> **What this task involves**
The records that follow must be reproduced in full, exactly as written.

....

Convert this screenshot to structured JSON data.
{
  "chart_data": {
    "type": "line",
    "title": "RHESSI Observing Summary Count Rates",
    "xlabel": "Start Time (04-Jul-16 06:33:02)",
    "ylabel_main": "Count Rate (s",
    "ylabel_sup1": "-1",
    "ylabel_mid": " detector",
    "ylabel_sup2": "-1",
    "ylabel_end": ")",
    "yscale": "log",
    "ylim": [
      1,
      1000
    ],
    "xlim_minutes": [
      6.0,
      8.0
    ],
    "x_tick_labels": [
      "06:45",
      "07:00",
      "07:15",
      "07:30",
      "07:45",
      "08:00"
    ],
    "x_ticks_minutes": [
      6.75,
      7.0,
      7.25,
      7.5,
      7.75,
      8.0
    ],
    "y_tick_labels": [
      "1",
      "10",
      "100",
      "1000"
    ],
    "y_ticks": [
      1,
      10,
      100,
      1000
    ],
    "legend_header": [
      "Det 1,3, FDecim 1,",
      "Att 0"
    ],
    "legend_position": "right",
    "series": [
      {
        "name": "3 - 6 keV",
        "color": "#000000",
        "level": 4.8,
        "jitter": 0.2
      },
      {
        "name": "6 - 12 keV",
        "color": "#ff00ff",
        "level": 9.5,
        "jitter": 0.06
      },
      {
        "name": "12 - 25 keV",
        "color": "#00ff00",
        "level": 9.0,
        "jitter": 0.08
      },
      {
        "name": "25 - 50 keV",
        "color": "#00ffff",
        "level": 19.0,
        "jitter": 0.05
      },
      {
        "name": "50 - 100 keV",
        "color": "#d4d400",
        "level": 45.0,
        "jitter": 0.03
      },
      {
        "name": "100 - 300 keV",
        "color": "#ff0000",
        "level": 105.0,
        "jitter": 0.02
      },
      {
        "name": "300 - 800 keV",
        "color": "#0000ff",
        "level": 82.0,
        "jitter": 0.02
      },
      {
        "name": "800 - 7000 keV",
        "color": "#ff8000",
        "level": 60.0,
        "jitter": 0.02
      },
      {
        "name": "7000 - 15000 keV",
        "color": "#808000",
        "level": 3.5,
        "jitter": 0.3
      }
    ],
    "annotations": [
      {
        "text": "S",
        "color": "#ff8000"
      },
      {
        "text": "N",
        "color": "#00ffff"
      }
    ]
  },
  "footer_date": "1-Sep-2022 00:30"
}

....

> **Final result**
Convert this screenshot to structured JSON data.
{
  "chart_data": {
    "type": "line",
    "title": "RHESSI Observing Summary Count Rates",
    "xlabel": "Start Time (04-Jul-16 06:33:02)",
    "ylabel_main": "Count Rate (s",
    "ylabel_sup1": "-1",
    "ylabel_mid": " detector",
    "ylabel_sup2": "-1",
    "ylabel_end": ")",
    "yscale": "log",
    "ylim": [
      1,
      1000
    ],
    "xlim_minutes": [
      6.0,
      8.0
    ],
    "x_tick_labels": [
      "06:45",
      "07:00",
      "07:15",
      "07:30",
      "07:45",
      "08:00"
    ],
    "x_ticks_minutes": [
      6.75,
      7.0,
      7.25,
      7.5,
      7.75,
      8.0
    ],
    "y_tick_labels": [
      "1",
      "10",
      "100",
      "1000"
    ],
    "y_ticks": [
      1,
      10,
      100,
      1000
    ],
    "legend_header": [
      "Det 1,3, FDecim 1,",
      "Att 0"
    ],
    "legend_position": "right",
    "series": [
      {
        "name": "3 - 6 keV",
        "color": "#000000",
        "level": 4.8,
        "jitter": 0.2
      },
      {
        "name": "6 - 12 keV",
        "color": "#ff00ff",
        "level": 9.5,
        "jitter": 0.06
      },
      {
        "name": "12 - 25 keV",
        "color": "#00ff00",
        "level": 9.0,
        "jitter": 0.08
      },
      {
        "name": "25 - 50 keV",
        "color": "#00ffff",
        "level": 19.0,
        "jitter": 0.05
      },
      {
        "name": "50 - 100 keV",
        "color": "#d4d400",
        "level": 45.0,
        "jitter": 0.03
      },
      {
        "name": "100 - 300 keV",
        "color": "#ff0000",
        "level": 105.0,
        "jitter": 0.02
      },
      {
        "name": "300 - 800 keV",
        "color": "#0000ff",
        "level": 82.0,
        "jitter": 0.02
      },
      {
        "name": "800 - 7000 keV",
        "color": "#ff8000",
        "level": 60.0,
        "jitter": 0.02
      },
      {
        "name": "7000 - 15000 keV",
        "color": "#808000",
        "level": 3.5,
        "jitter": 0.3
      }
    ],
    "annotations": [
      {
        "text": "S",
        "color": "#ff8000"
      },
      {
        "text": "N",
        "color": "#00ffff"
      }
    ]
  },
  "footer_date": "1-Sep-2022 00:30"
}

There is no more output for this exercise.